Set task
Quote the records that follow in full, leaving the pictures out.

════════════════════

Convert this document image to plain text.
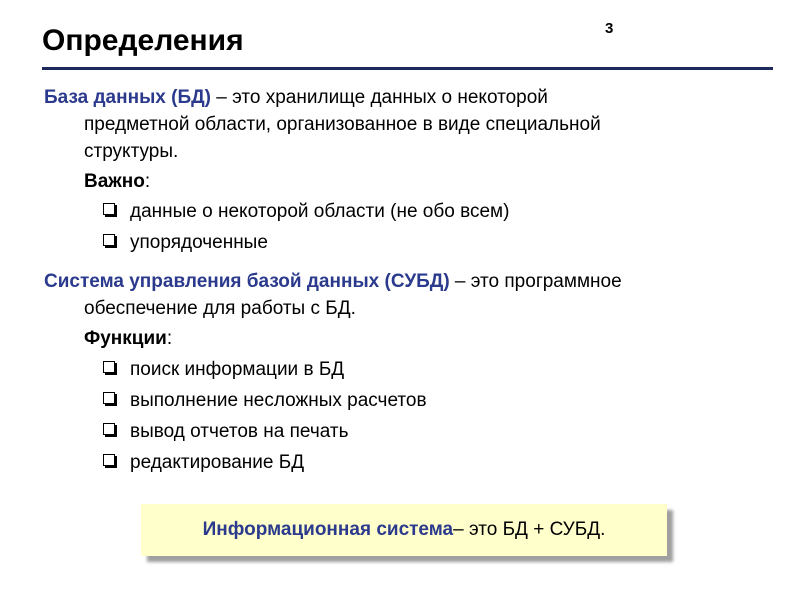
Определения	3
База данных (БД) – это хранилище данных о некоторой
предметной области, организованное в виде специальной
структуры.
Важно:
данные о некоторой области (не обо всем)
упорядоченные
Система управления базой данных (СУБД) – это программное
обеспечение для работы с БД.
Функции:
поиск информации в БД
выполнение несложных расчетов
вывод отчетов на печать
редактирование БД
Информационная система – это БД + СУБД.
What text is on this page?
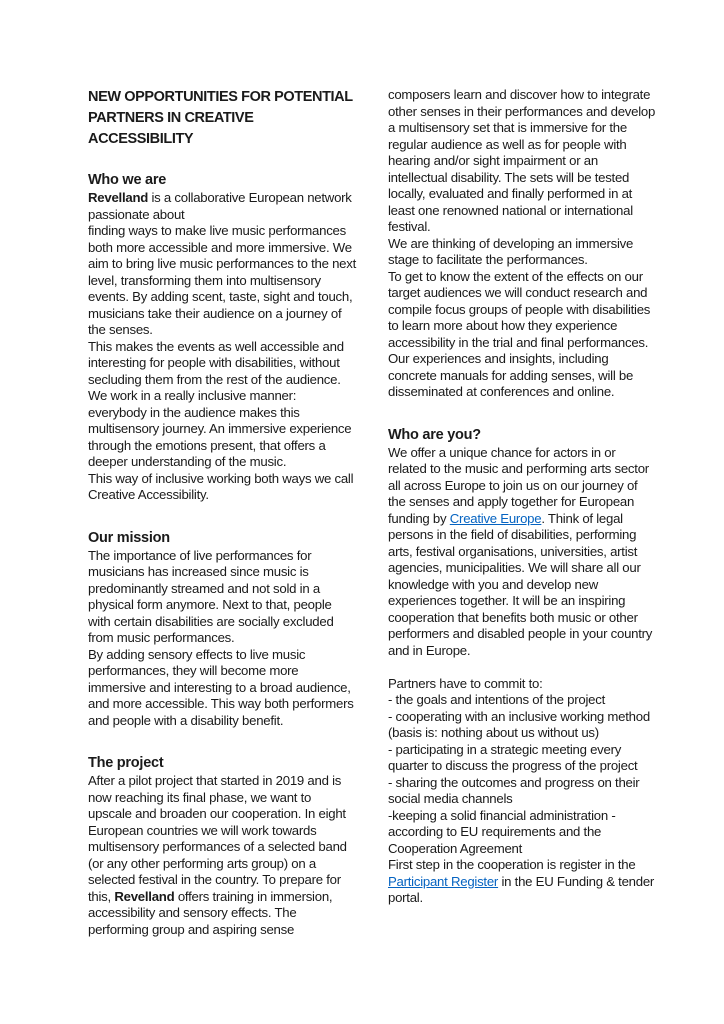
NEW OPPORTUNITIES FOR POTENTIAL PARTNERS IN CREATIVE ACCESSIBILITY
Who we are

Revelland is a collaborative European network passionate about

finding ways to make live music performances both more accessible and more immersive. We aim to bring live music performances to the next level, transforming them into multisensory events. By adding scent, taste, sight and touch, musicians take their audience on a journey of the senses.

This makes the events as well accessible and interesting for people with disabilities, without secluding them from the rest of the audience. We work in a really inclusive manner: everybody in the audience makes this multisensory journey. An immersive experience through the emotions present, that offers a deeper understanding of the music.

This way of inclusive working both ways we call Creative Accessibility.

Our mission

The importance of live performances for musicians has increased since music is predominantly streamed and not sold in a physical form anymore. Next to that, people with certain disabilities are socially excluded from music performances.

By adding sensory effects to live music performances, they will become more immersive and interesting to a broad audience, and more accessible. This way both performers and people with a disability benefit.

The project

After a pilot project that started in 2019 and is now reaching its final phase, we want to upscale and broaden our cooperation. In eight European countries we will work towards multisensory performances of a selected band (or any other performing arts group) on a selected festival in the country. To prepare for this, Revelland offers training in immersion, accessibility and sensory effects. The performing group and aspiring sense

composers learn and discover how to integrate other senses in their performances and develop a multisensory set that is immersive for the regular audience as well as for people with hearing and/or sight impairment or an intellectual disability. The sets will be tested locally, evaluated and finally performed in at least one renowned national or international festival.

We are thinking of developing an immersive stage to facilitate the performances.

To get to know the extent of the effects on our target audiences we will conduct research and compile focus groups of people with disabilities to learn more about how they experience accessibility in the trial and final performances. Our experiences and insights, including concrete manuals for adding senses, will be disseminated at conferences and online.

Who are you?

We offer a unique chance for actors in or related to the music and performing arts sector all across Europe to join us on our journey of the senses and apply together for European funding by Creative Europe. Think of legal persons in the field of disabilities, performing arts, festival organisations, universities, artist agencies, municipalities. We will share all our knowledge with you and develop new experiences together. It will be an inspiring cooperation that benefits both music or other performers and disabled people in your country and in Europe.

Partners have to commit to:

- the goals and intentions of the project

- cooperating with an inclusive working method (basis is: nothing about us without us)

- participating in a strategic meeting every quarter to discuss the progress of the project

- sharing the outcomes and progress on their social media channels

-keeping a solid financial administration - according to EU requirements and the Cooperation Agreement

First step in the cooperation is register in the Participant Register in the EU Funding & tender portal.
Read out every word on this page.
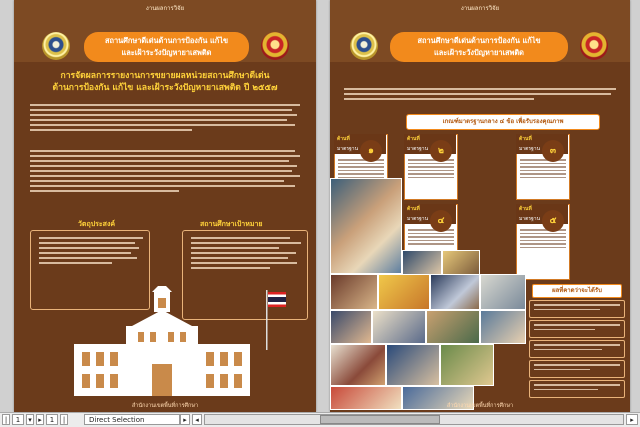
งานผลการวิจัย
สถานศึกษาดีเด่นด้านการป้องกัน แก้ไข
และเฝ้าระวังปัญหายาเสพติด
การจัดผลการรายงานการขยายผลหน่วยสถานศึกษาดีเด่น
ด้านการป้องกัน แก้ไข และเฝ้าระวังปัญหายาเสพติด ปี ๒๕๕๗
วัตถุประสงค์	สถานศึกษาเป้าหมาย
สำนักงานเขตพื้นที่การศึกษา
งานผลการวิจัย
สถานศึกษาดีเด่นด้านการป้องกัน แก้ไข
และเฝ้าระวังปัญหายาเสพติด
เกณฑ์มาตรฐานกลาง ๔ ข้อ เพื่อรับรองคุณภาพ
ด้านที่
มาตรฐาน	๑
ด้านที่
มาตรฐาน	๒
ด้านที่
มาตรฐาน	๓
ด้านที่
มาตรฐาน	๔
ด้านที่
มาตรฐาน	๕
ผลที่คาดว่าจะได้รับ
สำนักงานเขตพื้นที่การศึกษา
|	1	▾ ▸	1	|	Direct Selection	▸	◂	▸
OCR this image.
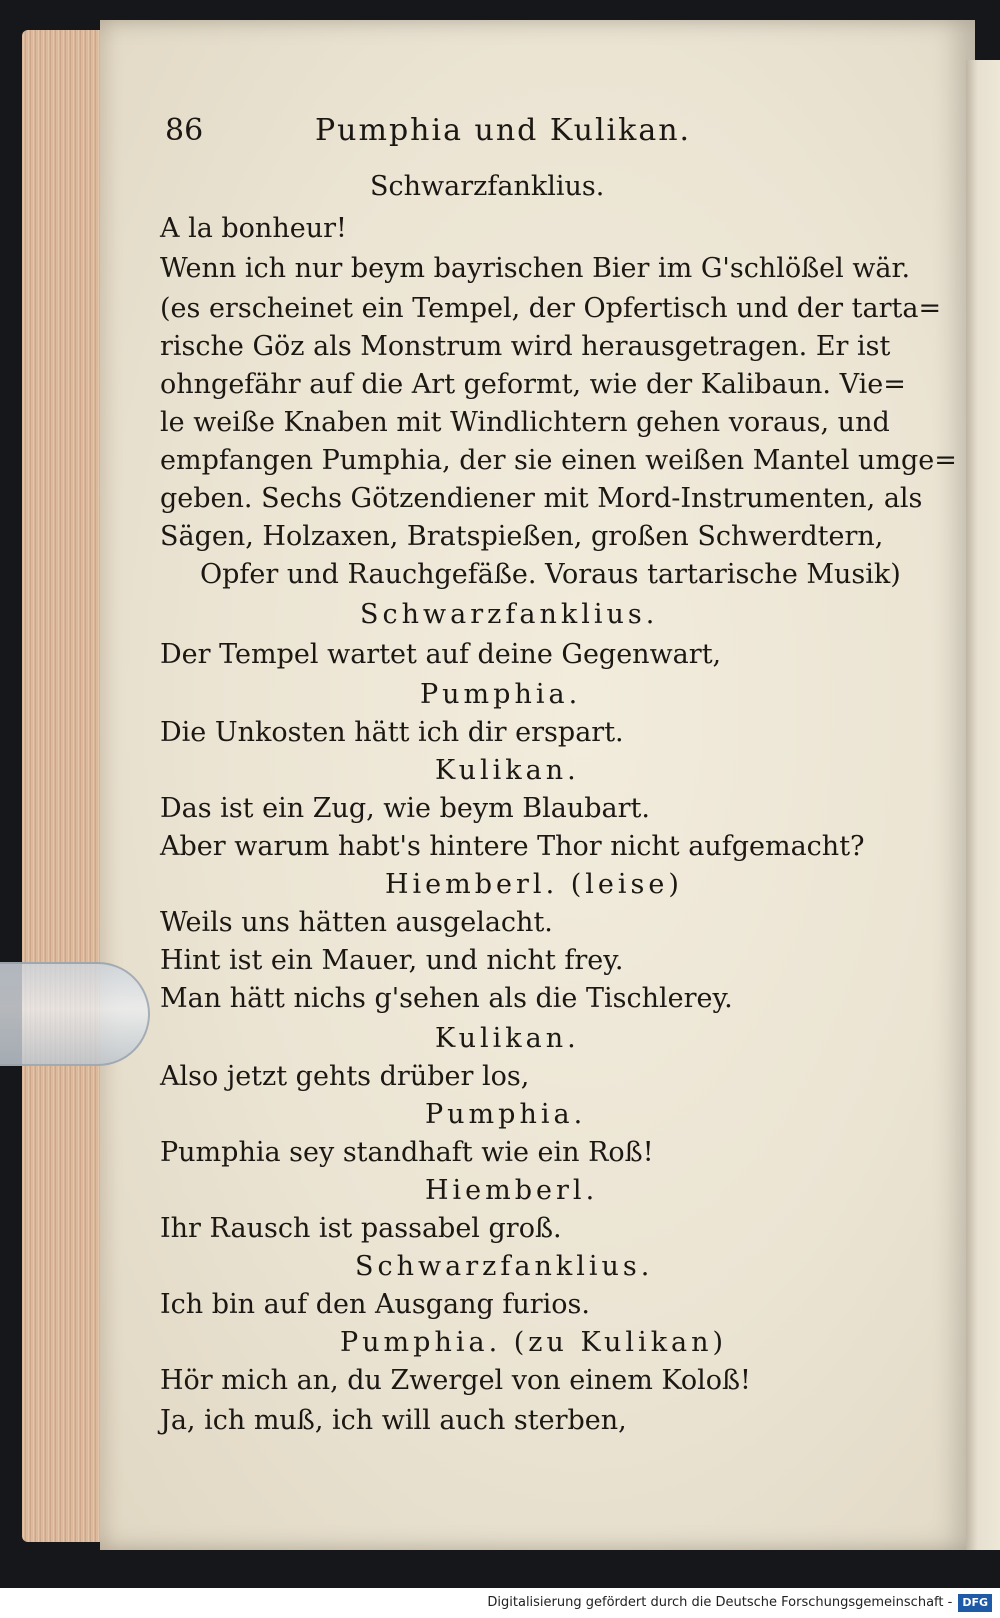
86	Pumphia und Kulikan.
Schwarzfanklius.
A la bonheur!
Wenn ich nur beym bayrischen Bier im G'schlößel wär.
(es erscheinet ein Tempel, der Opfertisch und der tarta=
rische Göz als Monstrum wird herausgetragen. Er ist
ohngefähr auf die Art geformt, wie der Kalibaun. Vie=
le weiße Knaben mit Windlichtern gehen voraus, und
empfangen Pumphia, der sie einen weißen Mantel umge=
geben. Sechs Götzendiener mit Mord-Instrumenten, als
Sägen, Holzaxen, Bratspießen, großen Schwerdtern,
Opfer und Rauchgefäße. Voraus tartarische Musik)
Schwarzfanklius.
Der Tempel wartet auf deine Gegenwart,
Pumphia.
Die Unkosten hätt ich dir erspart.
Kulikan.
Das ist ein Zug, wie beym Blaubart.
Aber warum habt's hintere Thor nicht aufgemacht?
Hiemberl. (leise)
Weils uns hätten ausgelacht.
Hint ist ein Mauer, und nicht frey.
Man hätt nichs g'sehen als die Tischlerey.
Kulikan.
Also jetzt gehts drüber los,
Pumphia.
Pumphia sey standhaft wie ein Roß!
Hiemberl.
Ihr Rausch ist passabel groß.
Schwarzfanklius.
Ich bin auf den Ausgang furios.
Pumphia. (zu Kulikan)
Hör mich an, du Zwergel von einem Koloß!
Ja, ich muß, ich will auch sterben,
Digitalisierung gefördert durch die Deutsche Forschungsgemeinschaft - DFG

════════════════════

Solved exercise
Convert this document image to plain text.
Определения	3
База данных (БД) – это хранилище данных о некоторой
предметной области, организованное в виде специальной
структуры.
Важно:
данные о некоторой области (не обо всем)
упорядоченные
Система управления базой данных (СУБД) – это программное
обеспечение для работы с БД.
Функции:
поиск информации в БД
выполнение несложных расчетов
вывод отчетов на печать
редактирование БД
Информационная система – это БД + СУБД.
What text is on this page?
NEW OPPORTUNITIES FOR POTENTIAL PARTNERS IN CREATIVE ACCESSIBILITY
Who we are

Revelland is a collaborative European network passionate about

finding ways to make live music performances both more accessible and more immersive. We aim to bring live music performances to the next level, transforming them into multisensory events. By adding scent, taste, sight and touch, musicians take their audience on a journey of the senses.

This makes the events as well accessible and interesting for people with disabilities, without secluding them from the rest of the audience. We work in a really inclusive manner: everybody in the audience makes this multisensory journey. An immersive experience through the emotions present, that offers a deeper understanding of the music.

This way of inclusive working both ways we call Creative Accessibility.

Our mission

The importance of live performances for musicians has increased since music is predominantly streamed and not sold in a physical form anymore. Next to that, people with certain disabilities are socially excluded from music performances.

By adding sensory effects to live music performances, they will become more immersive and interesting to a broad audience, and more accessible. This way both performers and people with a disability benefit.

The project

After a pilot project that started in 2019 and is now reaching its final phase, we want to upscale and broaden our cooperation. In eight European countries we will work towards multisensory performances of a selected band (or any other performing arts group) on a selected festival in the country. To prepare for this, Revelland offers training in immersion, accessibility and sensory effects. The performing group and aspiring sense

composers learn and discover how to integrate other senses in their performances and develop a multisensory set that is immersive for the regular audience as well as for people with hearing and/or sight impairment or an intellectual disability. The sets will be tested locally, evaluated and finally performed in at least one renowned national or international festival.

We are thinking of developing an immersive stage to facilitate the performances.

To get to know the extent of the effects on our target audiences we will conduct research and compile focus groups of people with disabilities to learn more about how they experience accessibility in the trial and final performances. Our experiences and insights, including concrete manuals for adding senses, will be disseminated at conferences and online.

Who are you?

We offer a unique chance for actors in or related to the music and performing arts sector all across Europe to join us on our journey of the senses and apply together for European funding by Creative Europe. Think of legal persons in the field of disabilities, performing arts, festival organisations, universities, artist agencies, municipalities. We will share all our knowledge with you and develop new experiences together. It will be an inspiring cooperation that benefits both music or other performers and disabled people in your country and in Europe.

Partners have to commit to:

- the goals and intentions of the project

- cooperating with an inclusive working method (basis is: nothing about us without us)

- participating in a strategic meeting every quarter to discuss the progress of the project

- sharing the outcomes and progress on their social media channels

-keeping a solid financial administration - according to EU requirements and the Cooperation Agreement

First step in the cooperation is register in the Participant Register in the EU Funding & tender portal.
Read out every word on this page.
งานผลการวิจัย
สถานศึกษาดีเด่นด้านการป้องกัน แก้ไข
และเฝ้าระวังปัญหายาเสพติด
การจัดผลการรายงานการขยายผลหน่วยสถานศึกษาดีเด่น
ด้านการป้องกัน แก้ไข และเฝ้าระวังปัญหายาเสพติด ปี ๒๕๕๗
วัตถุประสงค์	สถานศึกษาเป้าหมาย
สำนักงานเขตพื้นที่การศึกษา
งานผลการวิจัย
สถานศึกษาดีเด่นด้านการป้องกัน แก้ไข
และเฝ้าระวังปัญหายาเสพติด
เกณฑ์มาตรฐานกลาง ๔ ข้อ เพื่อรับรองคุณภาพ
ด้านที่
มาตรฐาน	๑
ด้านที่
มาตรฐาน	๒
ด้านที่
มาตรฐาน	๓
ด้านที่
มาตรฐาน	๔
ด้านที่
มาตรฐาน	๕
ผลที่คาดว่าจะได้รับ
สำนักงานเขตพื้นที่การศึกษา
|	1	▾ ▸	1	|	Direct Selection	▸	◂	▸
OCR this image.
86	Pumphia und Kulikan.
Schwarzfanklius.
A la bonheur!
Wenn ich nur beym bayrischen Bier im G'schlößel wär.
(es erscheinet ein Tempel, der Opfertisch und der tarta=
rische Göz als Monstrum wird herausgetragen. Er ist
ohngefähr auf die Art geformt, wie der Kalibaun. Vie=
le weiße Knaben mit Windlichtern gehen voraus, und
empfangen Pumphia, der sie einen weißen Mantel umge=
geben. Sechs Götzendiener mit Mord-Instrumenten, als
Sägen, Holzaxen, Bratspießen, großen Schwerdtern,
Opfer und Rauchgefäße. Voraus tartarische Musik)
Schwarzfanklius.
Der Tempel wartet auf deine Gegenwart,
Pumphia.
Die Unkosten hätt ich dir erspart.
Kulikan.
Das ist ein Zug, wie beym Blaubart.
Aber warum habt's hintere Thor nicht aufgemacht?
Hiemberl. (leise)
Weils uns hätten ausgelacht.
Hint ist ein Mauer, und nicht frey.
Man hätt nichs g'sehen als die Tischlerey.
Kulikan.
Also jetzt gehts drüber los,
Pumphia.
Pumphia sey standhaft wie ein Roß!
Hiemberl.
Ihr Rausch ist passabel groß.
Schwarzfanklius.
Ich bin auf den Ausgang furios.
Pumphia. (zu Kulikan)
Hör mich an, du Zwergel von einem Koloß!
Ja, ich muß, ich will auch sterben,
Digitalisierung gefördert durch die Deutsche Forschungsgemeinschaft - DFG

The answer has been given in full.